Could you repeat the records below exactly, leaving out any pictures?

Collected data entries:
====================

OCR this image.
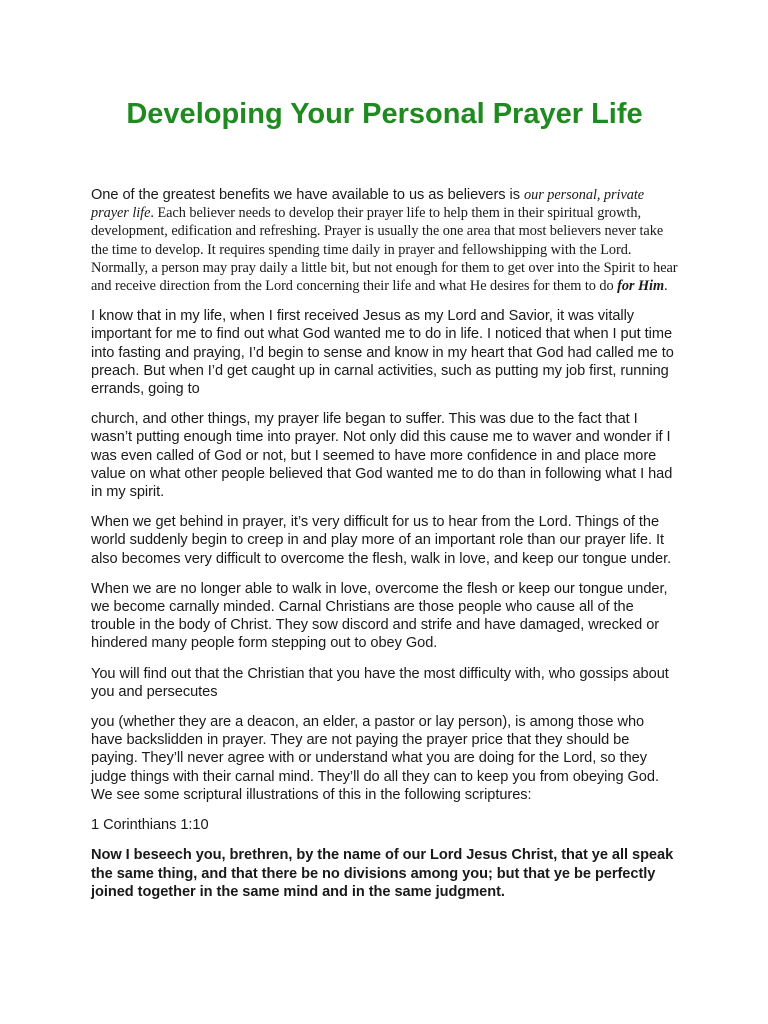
Developing Your Personal Prayer Life

One of the greatest benefits we have available to us as believers is our personal, private prayer life. Each believer needs to develop their prayer life to help them in their spiritual growth, development, edification and refreshing. Prayer is usually the one area that most believers never take the time to develop. It requires spending time daily in prayer and fellowshipping with the Lord. Normally, a person may pray daily a little bit, but not enough for them to get over into the Spirit to hear and receive direction from the Lord concerning their life and what He desires for them to do for Him.

I know that in my life, when I first received Jesus as my Lord and Savior, it was vitally important for me to find out what God wanted me to do in life. I noticed that when I put time into fasting and praying, I’d begin to sense and know in my heart that God had called me to preach. But when I’d get caught up in carnal activities, such as putting my job first, running errands, going to

church, and other things, my prayer life began to suffer. This was due to the fact that I wasn’t putting enough time into prayer. Not only did this cause me to waver and wonder if I was even called of God or not, but I seemed to have more confidence in and place more value on what other people believed that God wanted me to do than in following what I had in my spirit.

When we get behind in prayer, it’s very difficult for us to hear from the Lord. Things of the world suddenly begin to creep in and play more of an important role than our prayer life. It also becomes very difficult to overcome the flesh, walk in love, and keep our tongue under.

When we are no longer able to walk in love, overcome the flesh or keep our tongue under, we become carnally minded. Carnal Christians are those people who cause all of the trouble in the body of Christ. They sow discord and strife and have damaged, wrecked or hindered many people form stepping out to obey God.

You will find out that the Christian that you have the most difficulty with, who gossips about you and persecutes

you (whether they are a deacon, an elder, a pastor or lay person), is among those who have backslidden in prayer. They are not paying the prayer price that they should be paying. They’ll never agree with or understand what you are doing for the Lord, so they judge things with their carnal mind. They’ll do all they can to keep you from obeying God. We see some scriptural illustrations of this in the following scriptures:

1 Corinthians 1:10

Now I beseech you, brethren, by the name of our Lord Jesus Christ, that ye all speak the same thing, and that there be no divisions among you; but that ye be perfectly joined together in the same mind and in the same judgment.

====================

**RESULT FOR THIS EXERCISE:**
OCR this image.
Developing Your Personal Prayer Life

One of the greatest benefits we have available to us as believers is our personal, private prayer life. Each believer needs to develop their prayer life to help them in their spiritual growth, development, edification and refreshing. Prayer is usually the one area that most believers never take the time to develop. It requires spending time daily in prayer and fellowshipping with the Lord. Normally, a person may pray daily a little bit, but not enough for them to get over into the Spirit to hear and receive direction from the Lord concerning their life and what He desires for them to do for Him.

I know that in my life, when I first received Jesus as my Lord and Savior, it was vitally important for me to find out what God wanted me to do in life. I noticed that when I put time into fasting and praying, I’d begin to sense and know in my heart that God had called me to preach. But when I’d get caught up in carnal activities, such as putting my job first, running errands, going to

church, and other things, my prayer life began to suffer. This was due to the fact that I wasn’t putting enough time into prayer. Not only did this cause me to waver and wonder if I was even called of God or not, but I seemed to have more confidence in and place more value on what other people believed that God wanted me to do than in following what I had in my spirit.

When we get behind in prayer, it’s very difficult for us to hear from the Lord. Things of the world suddenly begin to creep in and play more of an important role than our prayer life. It also becomes very difficult to overcome the flesh, walk in love, and keep our tongue under.

When we are no longer able to walk in love, overcome the flesh or keep our tongue under, we become carnally minded. Carnal Christians are those people who cause all of the trouble in the body of Christ. They sow discord and strife and have damaged, wrecked or hindered many people form stepping out to obey God.

You will find out that the Christian that you have the most difficulty with, who gossips about you and persecutes

you (whether they are a deacon, an elder, a pastor or lay person), is among those who have backslidden in prayer. They are not paying the prayer price that they should be paying. They’ll never agree with or understand what you are doing for the Lord, so they judge things with their carnal mind. They’ll do all they can to keep you from obeying God. We see some scriptural illustrations of this in the following scriptures:

1 Corinthians 1:10

Now I beseech you, brethren, by the name of our Lord Jesus Christ, that ye all speak the same thing, and that there be no divisions among you; but that ye be perfectly joined together in the same mind and in the same judgment.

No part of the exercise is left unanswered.